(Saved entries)
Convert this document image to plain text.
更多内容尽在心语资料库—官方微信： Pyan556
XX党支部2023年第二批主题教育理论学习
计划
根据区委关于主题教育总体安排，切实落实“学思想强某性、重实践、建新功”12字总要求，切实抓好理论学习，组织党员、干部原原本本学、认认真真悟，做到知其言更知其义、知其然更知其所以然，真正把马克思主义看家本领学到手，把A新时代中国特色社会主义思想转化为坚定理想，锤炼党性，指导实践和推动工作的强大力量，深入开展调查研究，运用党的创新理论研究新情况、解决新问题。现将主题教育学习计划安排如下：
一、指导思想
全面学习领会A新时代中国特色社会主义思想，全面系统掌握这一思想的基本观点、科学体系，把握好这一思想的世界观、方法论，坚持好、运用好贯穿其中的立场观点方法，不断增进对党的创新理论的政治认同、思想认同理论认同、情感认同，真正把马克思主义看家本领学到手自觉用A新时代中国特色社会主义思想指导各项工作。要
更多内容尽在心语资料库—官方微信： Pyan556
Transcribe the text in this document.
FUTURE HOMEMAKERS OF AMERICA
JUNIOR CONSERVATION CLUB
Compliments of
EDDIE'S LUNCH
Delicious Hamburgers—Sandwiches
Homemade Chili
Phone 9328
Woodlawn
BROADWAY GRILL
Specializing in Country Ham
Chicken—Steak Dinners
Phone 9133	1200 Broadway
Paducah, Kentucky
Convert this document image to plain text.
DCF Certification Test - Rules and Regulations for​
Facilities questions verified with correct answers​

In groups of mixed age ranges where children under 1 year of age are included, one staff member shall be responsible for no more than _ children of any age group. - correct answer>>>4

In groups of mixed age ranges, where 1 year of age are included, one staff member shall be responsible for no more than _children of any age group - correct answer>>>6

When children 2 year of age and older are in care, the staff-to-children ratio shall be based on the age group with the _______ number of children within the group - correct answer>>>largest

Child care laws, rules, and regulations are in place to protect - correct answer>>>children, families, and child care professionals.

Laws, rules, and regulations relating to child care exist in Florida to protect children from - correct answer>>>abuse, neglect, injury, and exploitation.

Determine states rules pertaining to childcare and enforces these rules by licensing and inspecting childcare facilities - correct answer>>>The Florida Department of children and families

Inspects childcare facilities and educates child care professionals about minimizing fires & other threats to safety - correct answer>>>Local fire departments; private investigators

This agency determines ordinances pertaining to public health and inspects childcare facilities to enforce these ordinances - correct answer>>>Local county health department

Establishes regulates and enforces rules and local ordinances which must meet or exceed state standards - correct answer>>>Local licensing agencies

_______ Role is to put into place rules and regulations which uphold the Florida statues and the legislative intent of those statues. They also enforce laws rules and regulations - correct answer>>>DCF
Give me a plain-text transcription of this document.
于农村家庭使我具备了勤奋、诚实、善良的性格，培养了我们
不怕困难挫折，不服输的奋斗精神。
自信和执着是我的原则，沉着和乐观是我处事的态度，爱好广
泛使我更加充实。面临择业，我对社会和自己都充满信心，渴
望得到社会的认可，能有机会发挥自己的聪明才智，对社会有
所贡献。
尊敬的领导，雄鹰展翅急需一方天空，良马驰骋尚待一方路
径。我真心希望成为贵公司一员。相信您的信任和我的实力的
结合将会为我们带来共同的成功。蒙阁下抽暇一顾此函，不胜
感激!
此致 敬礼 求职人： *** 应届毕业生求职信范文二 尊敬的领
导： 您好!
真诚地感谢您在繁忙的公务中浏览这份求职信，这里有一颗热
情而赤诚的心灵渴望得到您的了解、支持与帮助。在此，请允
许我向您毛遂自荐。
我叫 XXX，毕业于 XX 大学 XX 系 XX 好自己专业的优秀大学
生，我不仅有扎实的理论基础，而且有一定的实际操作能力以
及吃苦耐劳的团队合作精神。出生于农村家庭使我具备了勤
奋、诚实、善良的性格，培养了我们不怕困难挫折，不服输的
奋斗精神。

### What you need to do
From the records above, please extract every line and repeat it exactly.

### Exercise response
Convert this document image to plain text.
更多内容尽在心语资料库—官方微信： Pyan556
XX党支部2023年第二批主题教育理论学习
计划
根据区委关于主题教育总体安排，切实落实“学思想强某性、重实践、建新功”12字总要求，切实抓好理论学习，组织党员、干部原原本本学、认认真真悟，做到知其言更知其义、知其然更知其所以然，真正把马克思主义看家本领学到手，把A新时代中国特色社会主义思想转化为坚定理想，锤炼党性，指导实践和推动工作的强大力量，深入开展调查研究，运用党的创新理论研究新情况、解决新问题。现将主题教育学习计划安排如下：
一、指导思想
全面学习领会A新时代中国特色社会主义思想，全面系统掌握这一思想的基本观点、科学体系，把握好这一思想的世界观、方法论，坚持好、运用好贯穿其中的立场观点方法，不断增进对党的创新理论的政治认同、思想认同理论认同、情感认同，真正把马克思主义看家本领学到手自觉用A新时代中国特色社会主义思想指导各项工作。要
更多内容尽在心语资料库—官方微信： Pyan556
Transcribe the text in this document.
FUTURE HOMEMAKERS OF AMERICA
JUNIOR CONSERVATION CLUB
Compliments of
EDDIE'S LUNCH
Delicious Hamburgers—Sandwiches
Homemade Chili
Phone 9328
Woodlawn
BROADWAY GRILL
Specializing in Country Ham
Chicken—Steak Dinners
Phone 9133	1200 Broadway
Paducah, Kentucky
Convert this document image to plain text.
DCF Certification Test - Rules and Regulations for​
Facilities questions verified with correct answers​

In groups of mixed age ranges where children under 1 year of age are included, one staff member shall be responsible for no more than _ children of any age group. - correct answer>>>4

In groups of mixed age ranges, where 1 year of age are included, one staff member shall be responsible for no more than _children of any age group - correct answer>>>6

When children 2 year of age and older are in care, the staff-to-children ratio shall be based on the age group with the _______ number of children within the group - correct answer>>>largest

Child care laws, rules, and regulations are in place to protect - correct answer>>>children, families, and child care professionals.

Laws, rules, and regulations relating to child care exist in Florida to protect children from - correct answer>>>abuse, neglect, injury, and exploitation.

Determine states rules pertaining to childcare and enforces these rules by licensing and inspecting childcare facilities - correct answer>>>The Florida Department of children and families

Inspects childcare facilities and educates child care professionals about minimizing fires & other threats to safety - correct answer>>>Local fire departments; private investigators

This agency determines ordinances pertaining to public health and inspects childcare facilities to enforce these ordinances - correct answer>>>Local county health department

Establishes regulates and enforces rules and local ordinances which must meet or exceed state standards - correct answer>>>Local licensing agencies

_______ Role is to put into place rules and regulations which uphold the Florida statues and the legislative intent of those statues. They also enforce laws rules and regulations - correct answer>>>DCF
Give me a plain-text transcription of this document.
于农村家庭使我具备了勤奋、诚实、善良的性格，培养了我们
不怕困难挫折，不服输的奋斗精神。
自信和执着是我的原则，沉着和乐观是我处事的态度，爱好广
泛使我更加充实。面临择业，我对社会和自己都充满信心，渴
望得到社会的认可，能有机会发挥自己的聪明才智，对社会有
所贡献。
尊敬的领导，雄鹰展翅急需一方天空，良马驰骋尚待一方路
径。我真心希望成为贵公司一员。相信您的信任和我的实力的
结合将会为我们带来共同的成功。蒙阁下抽暇一顾此函，不胜
感激!
此致 敬礼 求职人： *** 应届毕业生求职信范文二 尊敬的领
导： 您好!
真诚地感谢您在繁忙的公务中浏览这份求职信，这里有一颗热
情而赤诚的心灵渴望得到您的了解、支持与帮助。在此，请允
许我向您毛遂自荐。
我叫 XXX，毕业于 XX 大学 XX 系 XX 好自己专业的优秀大学
生，我不仅有扎实的理论基础，而且有一定的实际操作能力以
及吃苦耐劳的团队合作精神。出生于农村家庭使我具备了勤
奋、诚实、善良的性格，培养了我们不怕困难挫折，不服输的
奋斗精神。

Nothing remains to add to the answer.